-- BEGIN Raw data --

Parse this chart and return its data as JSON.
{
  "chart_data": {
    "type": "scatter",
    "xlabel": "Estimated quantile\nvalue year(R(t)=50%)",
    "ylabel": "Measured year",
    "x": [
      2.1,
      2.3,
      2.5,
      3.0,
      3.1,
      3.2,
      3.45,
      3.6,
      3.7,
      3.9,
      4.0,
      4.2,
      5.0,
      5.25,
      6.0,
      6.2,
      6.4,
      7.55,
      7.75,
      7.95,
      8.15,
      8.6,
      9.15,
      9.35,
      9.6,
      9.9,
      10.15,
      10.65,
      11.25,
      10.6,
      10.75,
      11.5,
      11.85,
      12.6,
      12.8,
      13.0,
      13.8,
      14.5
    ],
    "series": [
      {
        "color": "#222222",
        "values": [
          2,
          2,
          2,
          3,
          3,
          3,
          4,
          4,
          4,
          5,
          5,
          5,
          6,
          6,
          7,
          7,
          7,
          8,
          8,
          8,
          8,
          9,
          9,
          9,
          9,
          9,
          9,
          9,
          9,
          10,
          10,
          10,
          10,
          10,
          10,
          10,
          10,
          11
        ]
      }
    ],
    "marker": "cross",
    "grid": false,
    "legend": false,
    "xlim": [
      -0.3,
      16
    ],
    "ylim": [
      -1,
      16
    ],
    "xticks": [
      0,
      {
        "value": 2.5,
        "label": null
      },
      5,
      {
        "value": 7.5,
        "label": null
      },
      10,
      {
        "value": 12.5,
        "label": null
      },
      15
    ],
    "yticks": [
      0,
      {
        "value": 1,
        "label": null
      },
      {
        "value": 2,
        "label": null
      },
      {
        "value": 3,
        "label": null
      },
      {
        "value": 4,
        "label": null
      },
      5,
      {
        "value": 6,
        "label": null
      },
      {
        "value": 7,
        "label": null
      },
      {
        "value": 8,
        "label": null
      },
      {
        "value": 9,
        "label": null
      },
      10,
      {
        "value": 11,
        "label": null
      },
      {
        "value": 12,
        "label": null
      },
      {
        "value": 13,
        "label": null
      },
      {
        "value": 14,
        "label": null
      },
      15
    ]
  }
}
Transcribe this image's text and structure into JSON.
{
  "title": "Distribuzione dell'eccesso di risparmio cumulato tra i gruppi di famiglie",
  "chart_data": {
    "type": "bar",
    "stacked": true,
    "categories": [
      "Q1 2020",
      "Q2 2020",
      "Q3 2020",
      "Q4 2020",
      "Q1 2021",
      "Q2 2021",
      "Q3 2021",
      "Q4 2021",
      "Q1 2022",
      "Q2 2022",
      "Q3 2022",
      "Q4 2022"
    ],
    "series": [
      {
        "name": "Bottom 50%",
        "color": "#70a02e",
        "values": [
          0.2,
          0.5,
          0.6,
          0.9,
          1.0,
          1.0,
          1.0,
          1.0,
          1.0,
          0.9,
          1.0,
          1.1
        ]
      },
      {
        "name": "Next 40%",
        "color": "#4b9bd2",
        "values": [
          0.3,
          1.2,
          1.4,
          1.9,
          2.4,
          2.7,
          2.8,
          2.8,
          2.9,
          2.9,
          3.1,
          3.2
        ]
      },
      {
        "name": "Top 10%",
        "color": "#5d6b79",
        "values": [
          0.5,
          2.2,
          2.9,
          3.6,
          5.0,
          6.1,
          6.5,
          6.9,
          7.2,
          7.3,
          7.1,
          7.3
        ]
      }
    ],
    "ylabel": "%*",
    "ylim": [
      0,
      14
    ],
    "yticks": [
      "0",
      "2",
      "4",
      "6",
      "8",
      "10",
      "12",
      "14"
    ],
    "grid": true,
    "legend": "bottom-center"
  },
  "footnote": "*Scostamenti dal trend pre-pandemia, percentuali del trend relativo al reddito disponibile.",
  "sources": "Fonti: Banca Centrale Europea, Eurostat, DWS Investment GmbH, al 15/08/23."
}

-- END Raw data --

» **Given exercise**
Look through the material and say how many lines hold "color". Give the number only.

» **Reply**
4